WHAT IS BEING ASKED: A verbatim copy of the records is required, with all pictures left out.

──────────────────────────────

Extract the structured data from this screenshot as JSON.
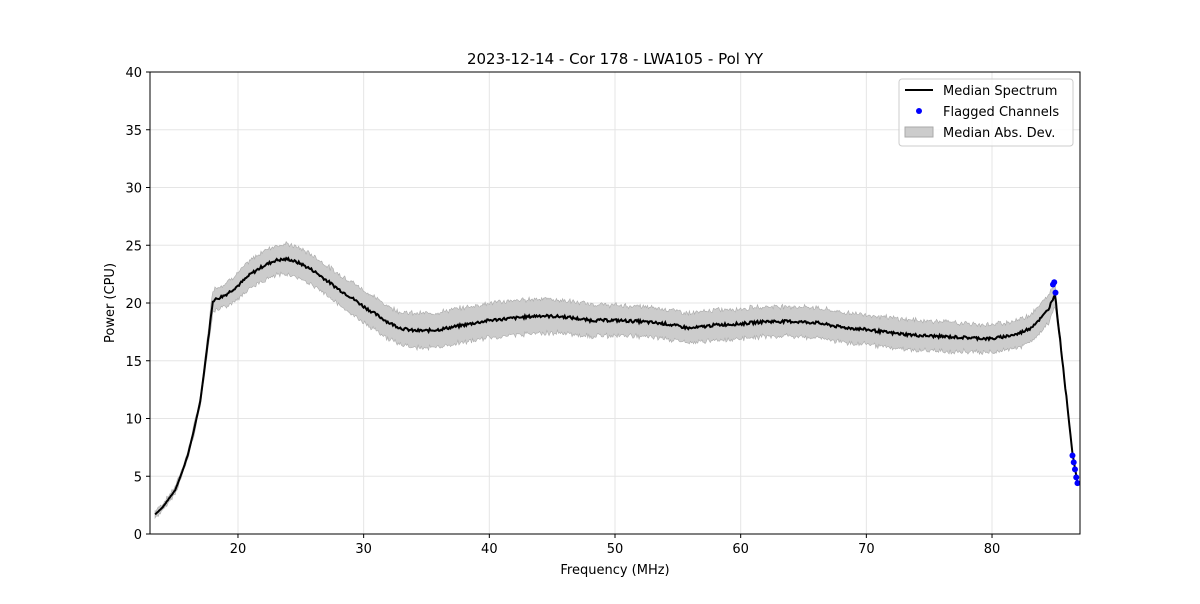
{
  "chart_data": {
    "type": "line",
    "title": "2023-12-14 - Cor 178 - LWA105 - Pol YY",
    "xlabel": "Frequency (MHz)",
    "ylabel": "Power (CPU)",
    "xlim": [
      13,
      87
    ],
    "ylim": [
      0,
      40
    ],
    "xticks": [
      20,
      30,
      40,
      50,
      60,
      70,
      80
    ],
    "yticks": [
      0,
      5,
      10,
      15,
      20,
      25,
      30,
      35,
      40
    ],
    "grid": true,
    "legend_position": "top-right",
    "legend": [
      "Median Spectrum",
      "Flagged Channels",
      "Median Abs. Dev."
    ],
    "colors": {
      "median": "#000000",
      "flagged": "#0000ff",
      "mad": "#cccccc",
      "mad_edge": "#aaaaaa"
    },
    "median_spectrum": {
      "x": [
        13.4,
        14,
        15,
        15.5,
        16,
        16.5,
        17,
        17.3,
        17.7,
        18,
        19,
        20,
        21,
        22,
        23,
        24,
        25,
        26,
        27,
        28,
        29,
        30,
        31,
        32,
        33,
        34,
        35,
        36,
        37,
        38,
        39,
        40,
        42,
        44,
        46,
        48,
        50,
        52,
        54,
        56,
        58,
        60,
        62,
        64,
        66,
        68,
        70,
        72,
        74,
        76,
        78,
        80,
        82,
        83,
        84,
        84.5,
        85,
        85.5,
        86,
        86.4,
        86.8
      ],
      "y": [
        1.7,
        2.3,
        3.8,
        5.2,
        6.8,
        9,
        11.5,
        14,
        17.5,
        20.2,
        20.7,
        21.5,
        22.5,
        23.2,
        23.7,
        23.8,
        23.4,
        22.8,
        22,
        21.2,
        20.5,
        19.7,
        19,
        18.3,
        17.8,
        17.6,
        17.6,
        17.7,
        17.9,
        18.1,
        18.3,
        18.5,
        18.7,
        18.9,
        18.8,
        18.5,
        18.5,
        18.4,
        18.2,
        17.8,
        18.1,
        18.2,
        18.4,
        18.4,
        18.3,
        17.9,
        17.7,
        17.4,
        17.2,
        17.1,
        17.0,
        16.9,
        17.3,
        17.8,
        18.8,
        19.5,
        20.8,
        16,
        11,
        7,
        4.4
      ],
      "mad": [
        0.3,
        0.3,
        0.3,
        0.3,
        0.3,
        0.4,
        0.4,
        0.5,
        0.8,
        1.0,
        1.0,
        1.1,
        1.2,
        1.3,
        1.3,
        1.3,
        1.3,
        1.3,
        1.3,
        1.3,
        1.4,
        1.4,
        1.4,
        1.4,
        1.4,
        1.5,
        1.5,
        1.5,
        1.5,
        1.5,
        1.5,
        1.5,
        1.5,
        1.5,
        1.4,
        1.4,
        1.3,
        1.3,
        1.3,
        1.3,
        1.3,
        1.3,
        1.3,
        1.3,
        1.3,
        1.3,
        1.3,
        1.3,
        1.3,
        1.3,
        1.2,
        1.2,
        1.2,
        1.2,
        1.2,
        1.2,
        1.0,
        0.3,
        0.2,
        0.2,
        0.2
      ]
    },
    "flagged_channels": {
      "x": [
        84.85,
        84.95,
        85.05,
        86.4,
        86.5,
        86.6,
        86.7,
        86.8
      ],
      "y": [
        21.6,
        21.8,
        20.9,
        6.8,
        6.2,
        5.6,
        4.9,
        4.4
      ]
    }
  }
}
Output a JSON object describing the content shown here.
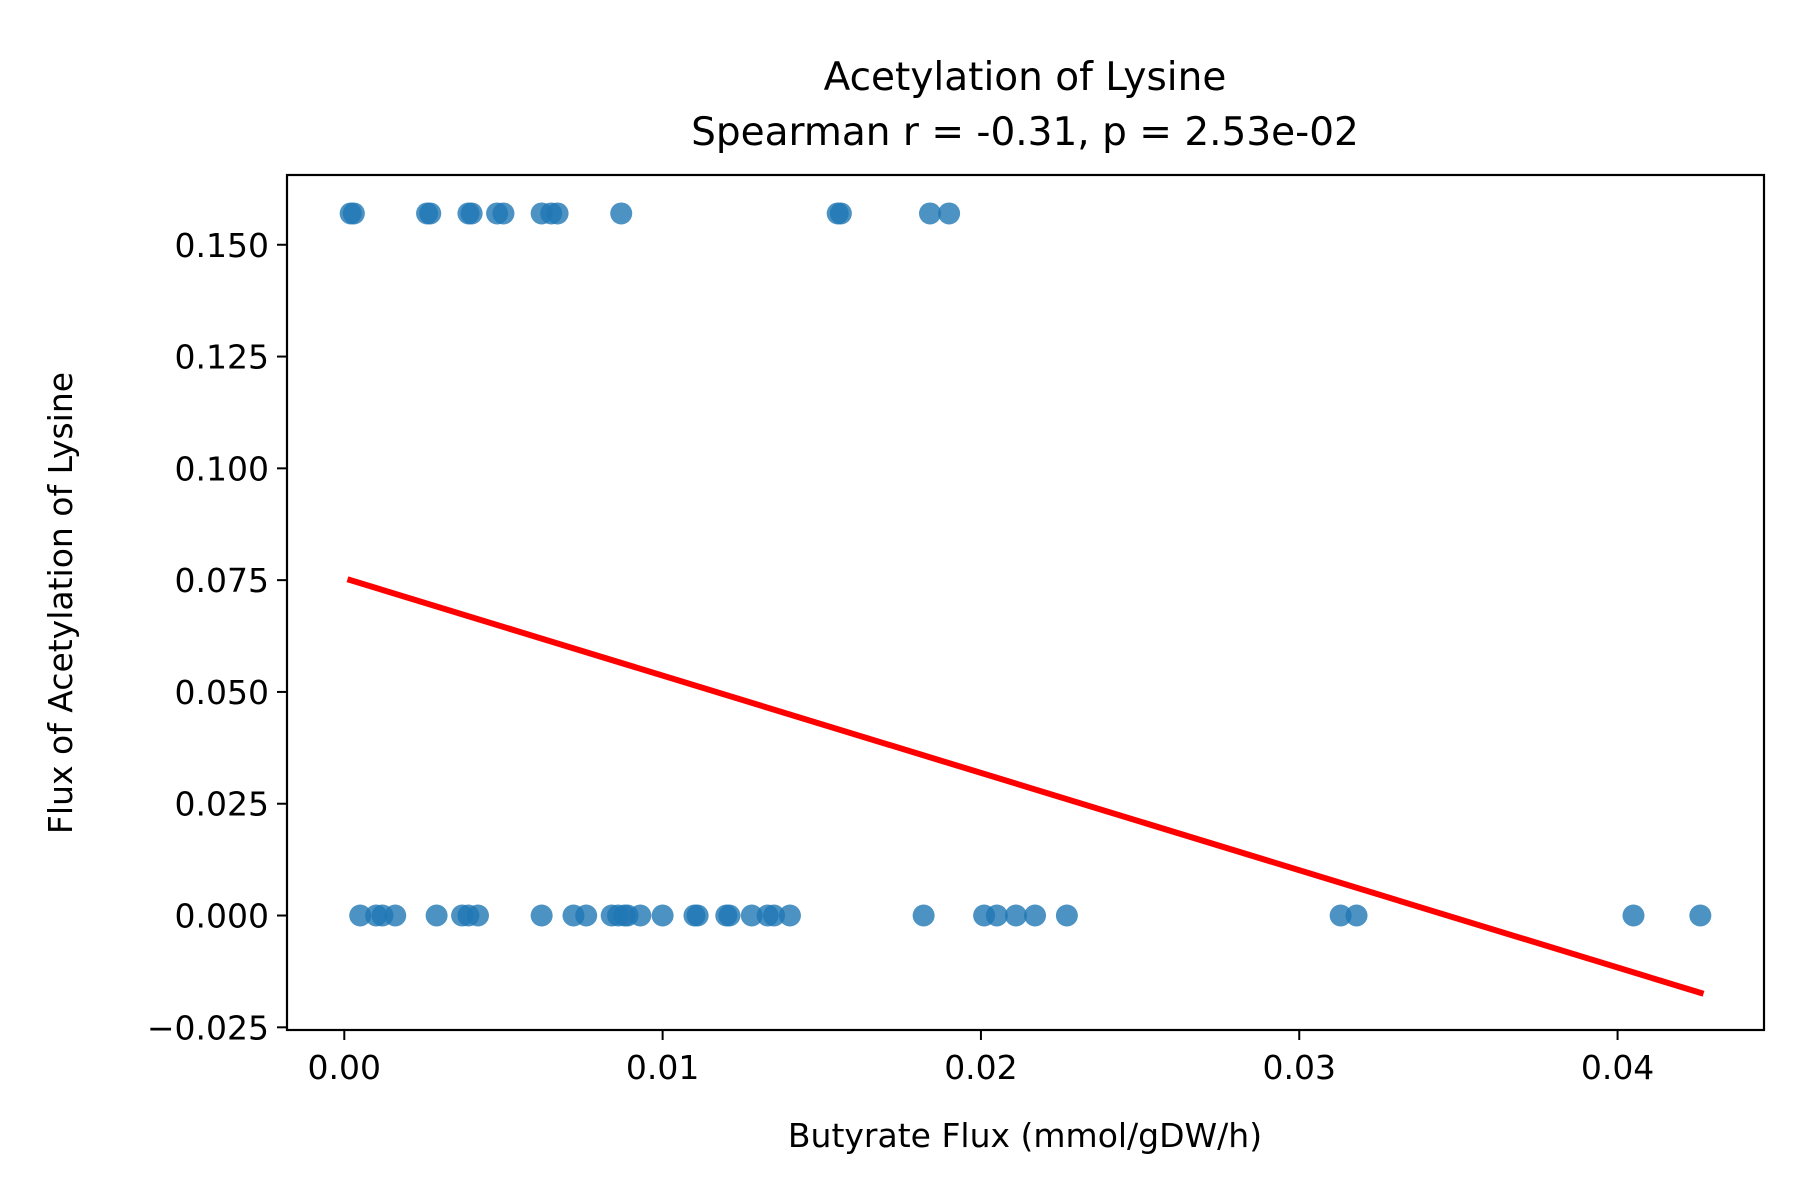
{
  "chart_data": {
    "type": "scatter",
    "title": "Acetylation of Lysine",
    "subtitle": "Spearman r = -0.31, p = 2.53e-02",
    "xlabel": "Butyrate Flux (mmol/gDW/h)",
    "ylabel": "Flux of Acetylation of Lysine",
    "xlim": [
      -0.0018,
      0.0446
    ],
    "ylim": [
      -0.0256,
      0.1656
    ],
    "x_ticks": [
      {
        "value": 0.0,
        "label": "0.00"
      },
      {
        "value": 0.01,
        "label": "0.01"
      },
      {
        "value": 0.02,
        "label": "0.02"
      },
      {
        "value": 0.03,
        "label": "0.03"
      },
      {
        "value": 0.04,
        "label": "0.04"
      }
    ],
    "y_ticks": [
      {
        "value": -0.025,
        "label": "−0.025"
      },
      {
        "value": 0.0,
        "label": "0.000"
      },
      {
        "value": 0.025,
        "label": "0.025"
      },
      {
        "value": 0.05,
        "label": "0.050"
      },
      {
        "value": 0.075,
        "label": "0.075"
      },
      {
        "value": 0.1,
        "label": "0.100"
      },
      {
        "value": 0.125,
        "label": "0.125"
      },
      {
        "value": 0.15,
        "label": "0.150"
      }
    ],
    "grid": false,
    "colors": {
      "points": "#1f77b4",
      "fit_line": "#ff0000"
    },
    "series": [
      {
        "type": "scatter",
        "points": [
          [
            0.0002,
            0.157
          ],
          [
            0.0003,
            0.157
          ],
          [
            0.0026,
            0.157
          ],
          [
            0.0027,
            0.157
          ],
          [
            0.0039,
            0.157
          ],
          [
            0.004,
            0.157
          ],
          [
            0.0048,
            0.157
          ],
          [
            0.005,
            0.157
          ],
          [
            0.0062,
            0.157
          ],
          [
            0.0065,
            0.157
          ],
          [
            0.0067,
            0.157
          ],
          [
            0.0087,
            0.157
          ],
          [
            0.0155,
            0.157
          ],
          [
            0.0156,
            0.157
          ],
          [
            0.0184,
            0.157
          ],
          [
            0.019,
            0.157
          ],
          [
            0.0005,
            0.0
          ],
          [
            0.001,
            0.0
          ],
          [
            0.0012,
            0.0
          ],
          [
            0.0016,
            0.0
          ],
          [
            0.0029,
            0.0
          ],
          [
            0.0037,
            0.0
          ],
          [
            0.0039,
            0.0
          ],
          [
            0.0042,
            0.0
          ],
          [
            0.0062,
            0.0
          ],
          [
            0.0072,
            0.0
          ],
          [
            0.0076,
            0.0
          ],
          [
            0.0084,
            0.0
          ],
          [
            0.0086,
            0.0
          ],
          [
            0.0088,
            0.0
          ],
          [
            0.0089,
            0.0
          ],
          [
            0.0093,
            0.0
          ],
          [
            0.01,
            0.0
          ],
          [
            0.011,
            0.0
          ],
          [
            0.0111,
            0.0
          ],
          [
            0.012,
            0.0
          ],
          [
            0.0121,
            0.0
          ],
          [
            0.0128,
            0.0
          ],
          [
            0.0133,
            0.0
          ],
          [
            0.0135,
            0.0
          ],
          [
            0.014,
            0.0
          ],
          [
            0.0182,
            0.0
          ],
          [
            0.0201,
            0.0
          ],
          [
            0.0205,
            0.0
          ],
          [
            0.0211,
            0.0
          ],
          [
            0.0217,
            0.0
          ],
          [
            0.0227,
            0.0
          ],
          [
            0.0313,
            0.0
          ],
          [
            0.0318,
            0.0
          ],
          [
            0.0405,
            0.0
          ],
          [
            0.0426,
            0.0
          ]
        ]
      },
      {
        "type": "line",
        "x": [
          0.0001,
          0.0427
        ],
        "y": [
          0.0752,
          -0.0175
        ]
      }
    ]
  }
}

──────────────────────────────

EXERCISE ANSWER:
Extract the structured data from this screenshot as JSON.
{
  "chart_data": {
    "type": "line",
    "title": "2023-12-14 - Cor 178 - LWA105 - Pol YY",
    "xlabel": "Frequency (MHz)",
    "ylabel": "Power (CPU)",
    "xlim": [
      13,
      87
    ],
    "ylim": [
      0,
      40
    ],
    "xticks": [
      20,
      30,
      40,
      50,
      60,
      70,
      80
    ],
    "yticks": [
      0,
      5,
      10,
      15,
      20,
      25,
      30,
      35,
      40
    ],
    "grid": true,
    "legend_position": "top-right",
    "legend": [
      "Median Spectrum",
      "Flagged Channels",
      "Median Abs. Dev."
    ],
    "colors": {
      "median": "#000000",
      "flagged": "#0000ff",
      "mad": "#cccccc",
      "mad_edge": "#aaaaaa"
    },
    "median_spectrum": {
      "x": [
        13.4,
        14,
        15,
        15.5,
        16,
        16.5,
        17,
        17.3,
        17.7,
        18,
        19,
        20,
        21,
        22,
        23,
        24,
        25,
        26,
        27,
        28,
        29,
        30,
        31,
        32,
        33,
        34,
        35,
        36,
        37,
        38,
        39,
        40,
        42,
        44,
        46,
        48,
        50,
        52,
        54,
        56,
        58,
        60,
        62,
        64,
        66,
        68,
        70,
        72,
        74,
        76,
        78,
        80,
        82,
        83,
        84,
        84.5,
        85,
        85.5,
        86,
        86.4,
        86.8
      ],
      "y": [
        1.7,
        2.3,
        3.8,
        5.2,
        6.8,
        9,
        11.5,
        14,
        17.5,
        20.2,
        20.7,
        21.5,
        22.5,
        23.2,
        23.7,
        23.8,
        23.4,
        22.8,
        22,
        21.2,
        20.5,
        19.7,
        19,
        18.3,
        17.8,
        17.6,
        17.6,
        17.7,
        17.9,
        18.1,
        18.3,
        18.5,
        18.7,
        18.9,
        18.8,
        18.5,
        18.5,
        18.4,
        18.2,
        17.8,
        18.1,
        18.2,
        18.4,
        18.4,
        18.3,
        17.9,
        17.7,
        17.4,
        17.2,
        17.1,
        17.0,
        16.9,
        17.3,
        17.8,
        18.8,
        19.5,
        20.8,
        16,
        11,
        7,
        4.4
      ],
      "mad": [
        0.3,
        0.3,
        0.3,
        0.3,
        0.3,
        0.4,
        0.4,
        0.5,
        0.8,
        1.0,
        1.0,
        1.1,
        1.2,
        1.3,
        1.3,
        1.3,
        1.3,
        1.3,
        1.3,
        1.3,
        1.4,
        1.4,
        1.4,
        1.4,
        1.4,
        1.5,
        1.5,
        1.5,
        1.5,
        1.5,
        1.5,
        1.5,
        1.5,
        1.5,
        1.4,
        1.4,
        1.3,
        1.3,
        1.3,
        1.3,
        1.3,
        1.3,
        1.3,
        1.3,
        1.3,
        1.3,
        1.3,
        1.3,
        1.3,
        1.3,
        1.2,
        1.2,
        1.2,
        1.2,
        1.2,
        1.2,
        1.0,
        0.3,
        0.2,
        0.2,
        0.2
      ]
    },
    "flagged_channels": {
      "x": [
        84.85,
        84.95,
        85.05,
        86.4,
        86.5,
        86.6,
        86.7,
        86.8
      ],
      "y": [
        21.6,
        21.8,
        20.9,
        6.8,
        6.2,
        5.6,
        4.9,
        4.4
      ]
    }
  }
}
Output a JSON object describing the content shown here.
{
  "chart_data": {
    "type": "scatter",
    "title": "Acetylation of Lysine",
    "subtitle": "Spearman r = -0.31, p = 2.53e-02",
    "xlabel": "Butyrate Flux (mmol/gDW/h)",
    "ylabel": "Flux of Acetylation of Lysine",
    "xlim": [
      -0.0018,
      0.0446
    ],
    "ylim": [
      -0.0256,
      0.1656
    ],
    "x_ticks": [
      {
        "value": 0.0,
        "label": "0.00"
      },
      {
        "value": 0.01,
        "label": "0.01"
      },
      {
        "value": 0.02,
        "label": "0.02"
      },
      {
        "value": 0.03,
        "label": "0.03"
      },
      {
        "value": 0.04,
        "label": "0.04"
      }
    ],
    "y_ticks": [
      {
        "value": -0.025,
        "label": "−0.025"
      },
      {
        "value": 0.0,
        "label": "0.000"
      },
      {
        "value": 0.025,
        "label": "0.025"
      },
      {
        "value": 0.05,
        "label": "0.050"
      },
      {
        "value": 0.075,
        "label": "0.075"
      },
      {
        "value": 0.1,
        "label": "0.100"
      },
      {
        "value": 0.125,
        "label": "0.125"
      },
      {
        "value": 0.15,
        "label": "0.150"
      }
    ],
    "grid": false,
    "colors": {
      "points": "#1f77b4",
      "fit_line": "#ff0000"
    },
    "series": [
      {
        "type": "scatter",
        "points": [
          [
            0.0002,
            0.157
          ],
          [
            0.0003,
            0.157
          ],
          [
            0.0026,
            0.157
          ],
          [
            0.0027,
            0.157
          ],
          [
            0.0039,
            0.157
          ],
          [
            0.004,
            0.157
          ],
          [
            0.0048,
            0.157
          ],
          [
            0.005,
            0.157
          ],
          [
            0.0062,
            0.157
          ],
          [
            0.0065,
            0.157
          ],
          [
            0.0067,
            0.157
          ],
          [
            0.0087,
            0.157
          ],
          [
            0.0155,
            0.157
          ],
          [
            0.0156,
            0.157
          ],
          [
            0.0184,
            0.157
          ],
          [
            0.019,
            0.157
          ],
          [
            0.0005,
            0.0
          ],
          [
            0.001,
            0.0
          ],
          [
            0.0012,
            0.0
          ],
          [
            0.0016,
            0.0
          ],
          [
            0.0029,
            0.0
          ],
          [
            0.0037,
            0.0
          ],
          [
            0.0039,
            0.0
          ],
          [
            0.0042,
            0.0
          ],
          [
            0.0062,
            0.0
          ],
          [
            0.0072,
            0.0
          ],
          [
            0.0076,
            0.0
          ],
          [
            0.0084,
            0.0
          ],
          [
            0.0086,
            0.0
          ],
          [
            0.0088,
            0.0
          ],
          [
            0.0089,
            0.0
          ],
          [
            0.0093,
            0.0
          ],
          [
            0.01,
            0.0
          ],
          [
            0.011,
            0.0
          ],
          [
            0.0111,
            0.0
          ],
          [
            0.012,
            0.0
          ],
          [
            0.0121,
            0.0
          ],
          [
            0.0128,
            0.0
          ],
          [
            0.0133,
            0.0
          ],
          [
            0.0135,
            0.0
          ],
          [
            0.014,
            0.0
          ],
          [
            0.0182,
            0.0
          ],
          [
            0.0201,
            0.0
          ],
          [
            0.0205,
            0.0
          ],
          [
            0.0211,
            0.0
          ],
          [
            0.0217,
            0.0
          ],
          [
            0.0227,
            0.0
          ],
          [
            0.0313,
            0.0
          ],
          [
            0.0318,
            0.0
          ],
          [
            0.0405,
            0.0
          ],
          [
            0.0426,
            0.0
          ]
        ]
      },
      {
        "type": "line",
        "x": [
          0.0001,
          0.0427
        ],
        "y": [
          0.0752,
          -0.0175
        ]
      }
    ]
  }
}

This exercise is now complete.